▸ **Document page transcript entries**
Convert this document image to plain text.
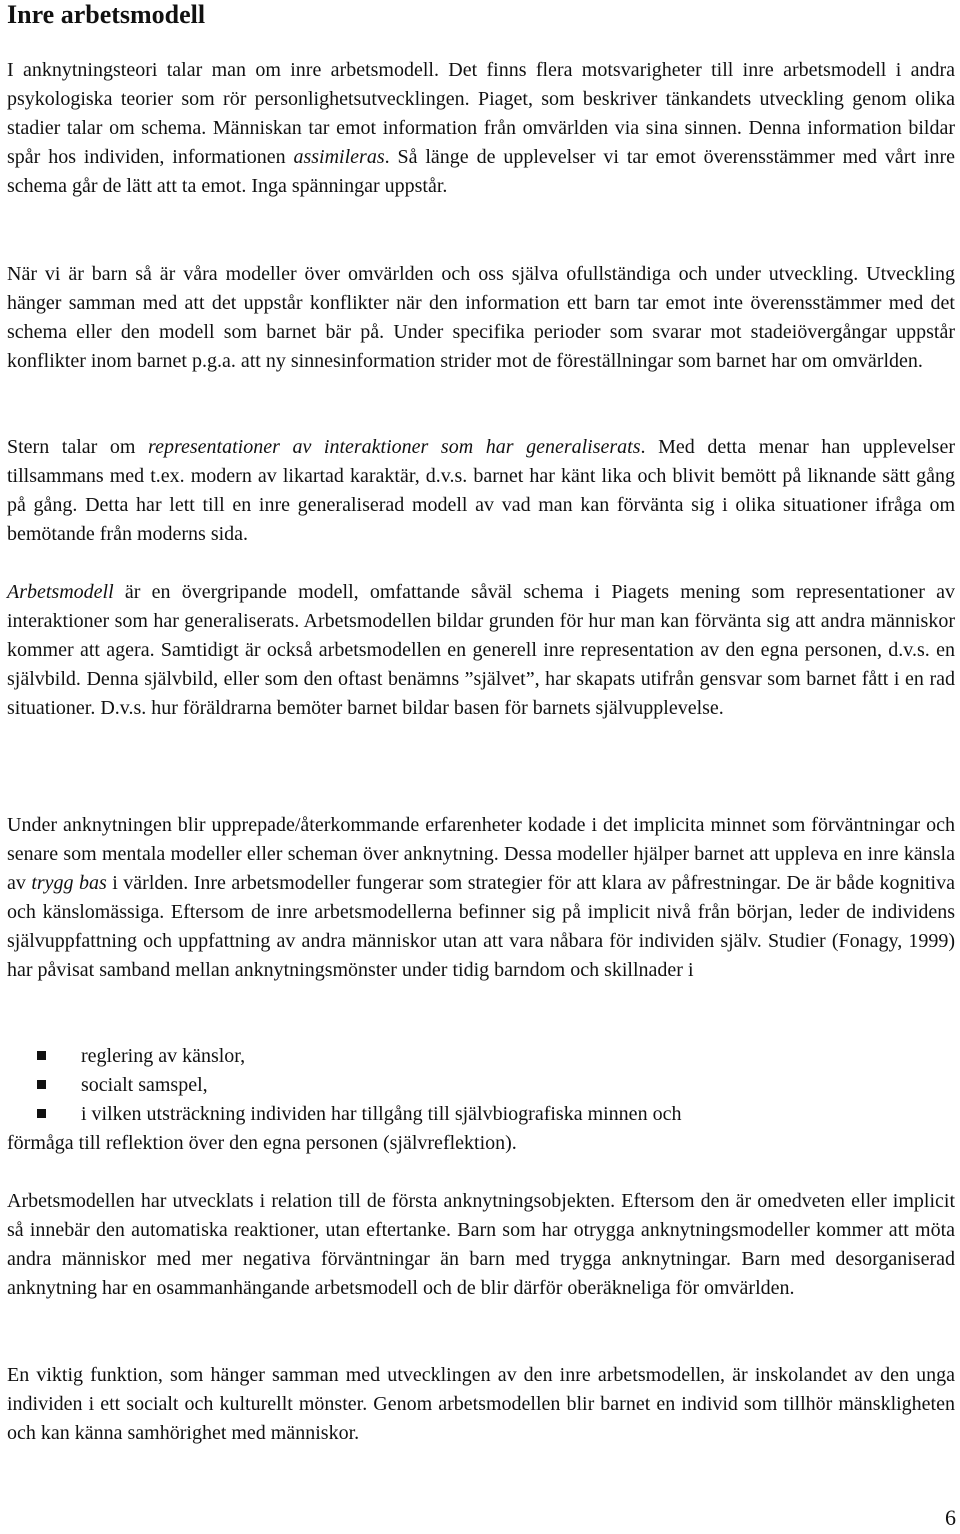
Inre arbetsmodell

I anknytningsteori talar man om inre arbetsmodell. Det finns flera motsvarigheter till inre arbetsmodell i andra psykologiska teorier som rör personlighetsutvecklingen. Piaget, som beskriver tänkandets utveckling genom olika stadier talar om schema. Människan tar emot information från omvärlden via sina sinnen. Denna information bildar spår hos individen, informationen assimileras. Så länge de upplevelser vi tar emot överensstämmer med vårt inre schema går de lätt att ta emot. Inga spänningar uppstår.

När vi är barn så är våra modeller över omvärlden och oss själva ofullständiga och under utveckling. Utveckling hänger samman med att det uppstår konflikter när den information ett barn tar emot inte överensstämmer med det schema eller den modell som barnet bär på. Under specifika perioder som svarar mot stadeiövergångar uppstår konflikter inom barnet p.g.a. att ny sinnesinformation strider mot de föreställningar som barnet har om omvärlden.

Stern talar om representationer av interaktioner som har generaliserats. Med detta menar han upplevelser tillsammans med t.ex. modern av likartad karaktär, d.v.s. barnet har känt lika och blivit bemött på liknande sätt gång på gång. Detta har lett till en inre generaliserad modell av vad man kan förvänta sig i olika situationer ifråga om bemötande från moderns sida.

Arbetsmodell är en övergripande modell, omfattande såväl schema i Piagets mening som representationer av interaktioner som har generaliserats. Arbetsmodellen bildar grunden för hur man kan förvänta sig att andra människor kommer att agera. Samtidigt är också arbetsmodellen en generell inre representation av den egna personen, d.v.s. en självbild. Denna självbild, eller som den oftast benämns ”självet”, har skapats utifrån gensvar som barnet fått i en rad situationer. D.v.s. hur föräldrarna bemöter barnet bildar basen för barnets självupplevelse.

Under anknytningen blir upprepade/återkommande erfarenheter kodade i det implicita minnet som förväntningar och senare som mentala modeller eller scheman över anknytning. Dessa modeller hjälper barnet att uppleva en inre känsla av trygg bas i världen. Inre arbetsmodeller fungerar som strategier för att klara av påfrestningar. De är både kognitiva och känslomässiga. Eftersom de inre arbetsmodellerna befinner sig på implicit nivå från början, leder de individens självuppfattning och uppfattning av andra människor utan att vara nåbara för individen själv. Studier (Fonagy, 1999) har påvisat samband mellan anknytningsmönster under tidig barndom och skillnader i

reglering av känslor,
socialt samspel,
i vilken utsträckning individen har tillgång till självbiografiska minnen och

förmåga till reflektion över den egna personen (självreflektion).

Arbetsmodellen har utvecklats i relation till de första anknytningsobjekten. Eftersom den är omedveten eller implicit så innebär den automatiska reaktioner, utan eftertanke. Barn som har otrygga anknytningsmodeller kommer att möta andra människor med mer negativa förväntningar än barn med trygga anknytningar. Barn med desorganiserad anknytning har en osammanhängande arbetsmodell och de blir därför oberäkneliga för omvärlden.

En viktig funktion, som hänger samman med utvecklingen av den inre arbetsmodellen, är inskolandet av den unga individen i ett socialt och kulturellt mönster. Genom arbetsmodellen blir barnet en individ som tillhör mänskligheten och kan känna samhörighet med människor.

6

▸ **EXERCISE**
Above are the entries; copy every line among them that contains the word "individen".

▸ **TASK ANSWER**
I anknytningsteori talar man om inre arbetsmodell. Det finns flera motsvarigheter till inre arbetsmodell i andra psykologiska teorier som rör personlighetsutvecklingen. Piaget, som beskriver tänkandets utveckling genom olika stadier talar om schema. Människan tar emot information från omvärlden via sina sinnen. Denna information bildar spår hos individen, informationen assimileras. Så länge de upplevelser vi tar emot överensstämmer med vårt inre schema går de lätt att ta emot. Inga spänningar uppstår.
Under anknytningen blir upprepade/återkommande erfarenheter kodade i det implicita minnet som förväntningar och senare som mentala modeller eller scheman över anknytning. Dessa modeller hjälper barnet att uppleva en inre känsla av trygg bas i världen. Inre arbetsmodeller fungerar som strategier för att klara av påfrestningar. De är både kognitiva och känslomässiga. Eftersom de inre arbetsmodellerna befinner sig på implicit nivå från början, leder de individens självuppfattning och uppfattning av andra människor utan att vara nåbara för individen själv. Studier (Fonagy, 1999) har påvisat samband mellan anknytningsmönster under tidig barndom och skillnader i
i vilken utsträckning individen har tillgång till självbiografiska minnen och
En viktig funktion, som hänger samman med utvecklingen av den inre arbetsmodellen, är inskolandet av den unga individen i ett socialt och kulturellt mönster. Genom arbetsmodellen blir barnet en individ som tillhör mänskligheten och kan känna samhörighet med människor.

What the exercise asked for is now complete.